*WRITTEN INSTRUCTION*.
Give the entries back exactly, dropping each image.

>> Start EXERCISE MATERIAL

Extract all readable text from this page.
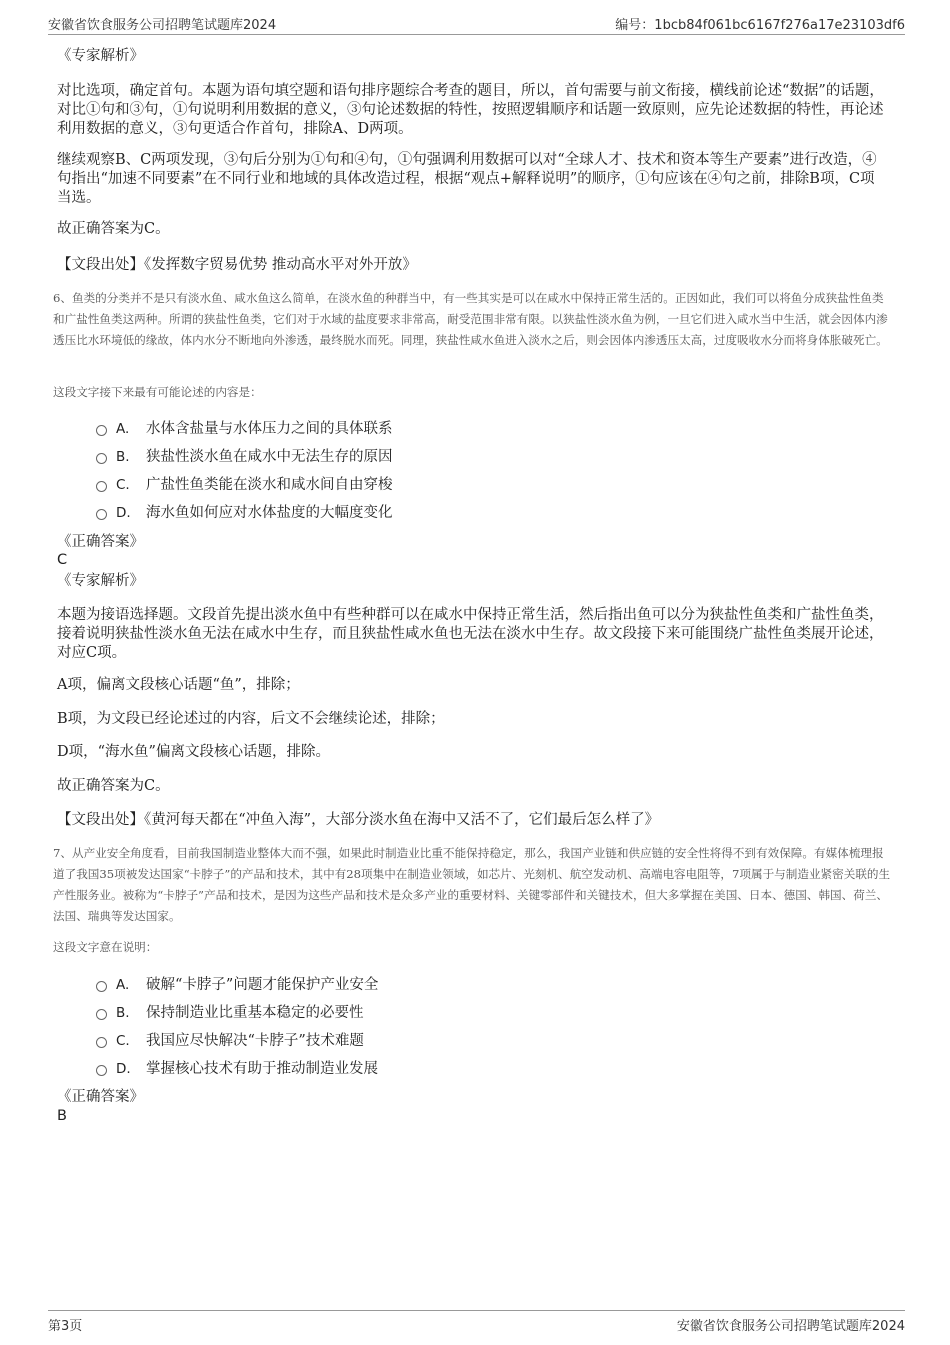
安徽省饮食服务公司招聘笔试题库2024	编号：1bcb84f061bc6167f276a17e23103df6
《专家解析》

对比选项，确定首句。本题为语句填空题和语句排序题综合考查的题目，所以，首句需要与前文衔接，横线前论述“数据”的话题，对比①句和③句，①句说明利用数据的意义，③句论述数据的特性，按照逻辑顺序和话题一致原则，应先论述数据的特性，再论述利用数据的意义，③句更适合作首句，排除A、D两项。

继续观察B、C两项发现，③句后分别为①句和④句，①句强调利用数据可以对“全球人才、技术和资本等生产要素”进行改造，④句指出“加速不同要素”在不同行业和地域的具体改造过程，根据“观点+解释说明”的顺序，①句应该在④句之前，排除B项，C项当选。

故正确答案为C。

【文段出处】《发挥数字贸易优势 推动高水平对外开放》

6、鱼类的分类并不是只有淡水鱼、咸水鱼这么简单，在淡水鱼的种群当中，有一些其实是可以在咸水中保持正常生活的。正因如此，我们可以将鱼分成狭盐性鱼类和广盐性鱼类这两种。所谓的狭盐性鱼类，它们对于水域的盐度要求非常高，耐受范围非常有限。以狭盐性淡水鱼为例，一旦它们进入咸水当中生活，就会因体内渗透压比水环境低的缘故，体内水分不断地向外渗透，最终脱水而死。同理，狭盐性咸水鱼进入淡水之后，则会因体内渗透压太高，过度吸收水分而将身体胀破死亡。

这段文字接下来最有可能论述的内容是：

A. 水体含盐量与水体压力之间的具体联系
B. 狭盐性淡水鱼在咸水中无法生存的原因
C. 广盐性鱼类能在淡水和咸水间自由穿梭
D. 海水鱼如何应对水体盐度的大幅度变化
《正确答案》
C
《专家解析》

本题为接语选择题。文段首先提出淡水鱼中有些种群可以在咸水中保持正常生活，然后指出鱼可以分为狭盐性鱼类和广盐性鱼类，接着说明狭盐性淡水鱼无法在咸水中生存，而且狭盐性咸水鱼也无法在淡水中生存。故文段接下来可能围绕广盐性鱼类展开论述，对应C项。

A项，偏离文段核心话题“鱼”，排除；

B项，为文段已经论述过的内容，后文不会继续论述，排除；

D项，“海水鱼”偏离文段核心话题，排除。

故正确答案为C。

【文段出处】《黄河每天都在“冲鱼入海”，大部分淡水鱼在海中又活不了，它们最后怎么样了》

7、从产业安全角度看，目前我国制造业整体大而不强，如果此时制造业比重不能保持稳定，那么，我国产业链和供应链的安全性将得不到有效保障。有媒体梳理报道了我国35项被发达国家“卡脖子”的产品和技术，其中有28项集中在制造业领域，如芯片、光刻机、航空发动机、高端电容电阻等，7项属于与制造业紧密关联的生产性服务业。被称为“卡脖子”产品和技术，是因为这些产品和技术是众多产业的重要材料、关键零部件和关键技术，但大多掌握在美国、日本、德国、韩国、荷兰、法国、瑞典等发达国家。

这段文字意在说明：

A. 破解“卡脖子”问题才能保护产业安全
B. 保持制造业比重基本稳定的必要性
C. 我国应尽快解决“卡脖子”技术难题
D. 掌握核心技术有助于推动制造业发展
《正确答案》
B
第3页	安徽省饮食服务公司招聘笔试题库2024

>> End EXERCISE MATERIAL

*THE RESULT*.
Extract all readable text from this page.
安徽省饮食服务公司招聘笔试题库2024	编号：1bcb84f061bc6167f276a17e23103df6
《专家解析》

对比选项，确定首句。本题为语句填空题和语句排序题综合考查的题目，所以，首句需要与前文衔接，横线前论述“数据”的话题，对比①句和③句，①句说明利用数据的意义，③句论述数据的特性，按照逻辑顺序和话题一致原则，应先论述数据的特性，再论述利用数据的意义，③句更适合作首句，排除A、D两项。

继续观察B、C两项发现，③句后分别为①句和④句，①句强调利用数据可以对“全球人才、技术和资本等生产要素”进行改造，④句指出“加速不同要素”在不同行业和地域的具体改造过程，根据“观点+解释说明”的顺序，①句应该在④句之前，排除B项，C项当选。

故正确答案为C。

【文段出处】《发挥数字贸易优势 推动高水平对外开放》

6、鱼类的分类并不是只有淡水鱼、咸水鱼这么简单，在淡水鱼的种群当中，有一些其实是可以在咸水中保持正常生活的。正因如此，我们可以将鱼分成狭盐性鱼类和广盐性鱼类这两种。所谓的狭盐性鱼类，它们对于水域的盐度要求非常高，耐受范围非常有限。以狭盐性淡水鱼为例，一旦它们进入咸水当中生活，就会因体内渗透压比水环境低的缘故，体内水分不断地向外渗透，最终脱水而死。同理，狭盐性咸水鱼进入淡水之后，则会因体内渗透压太高，过度吸收水分而将身体胀破死亡。

这段文字接下来最有可能论述的内容是：

A. 水体含盐量与水体压力之间的具体联系
B. 狭盐性淡水鱼在咸水中无法生存的原因
C. 广盐性鱼类能在淡水和咸水间自由穿梭
D. 海水鱼如何应对水体盐度的大幅度变化
《正确答案》
C
《专家解析》

本题为接语选择题。文段首先提出淡水鱼中有些种群可以在咸水中保持正常生活，然后指出鱼可以分为狭盐性鱼类和广盐性鱼类，接着说明狭盐性淡水鱼无法在咸水中生存，而且狭盐性咸水鱼也无法在淡水中生存。故文段接下来可能围绕广盐性鱼类展开论述，对应C项。

A项，偏离文段核心话题“鱼”，排除；

B项，为文段已经论述过的内容，后文不会继续论述，排除；

D项，“海水鱼”偏离文段核心话题，排除。

故正确答案为C。

【文段出处】《黄河每天都在“冲鱼入海”，大部分淡水鱼在海中又活不了，它们最后怎么样了》

7、从产业安全角度看，目前我国制造业整体大而不强，如果此时制造业比重不能保持稳定，那么，我国产业链和供应链的安全性将得不到有效保障。有媒体梳理报道了我国35项被发达国家“卡脖子”的产品和技术，其中有28项集中在制造业领域，如芯片、光刻机、航空发动机、高端电容电阻等，7项属于与制造业紧密关联的生产性服务业。被称为“卡脖子”产品和技术，是因为这些产品和技术是众多产业的重要材料、关键零部件和关键技术，但大多掌握在美国、日本、德国、韩国、荷兰、法国、瑞典等发达国家。

这段文字意在说明：

A. 破解“卡脖子”问题才能保护产业安全
B. 保持制造业比重基本稳定的必要性
C. 我国应尽快解决“卡脖子”技术难题
D. 掌握核心技术有助于推动制造业发展
《正确答案》
B
第3页	安徽省饮食服务公司招聘笔试题库2024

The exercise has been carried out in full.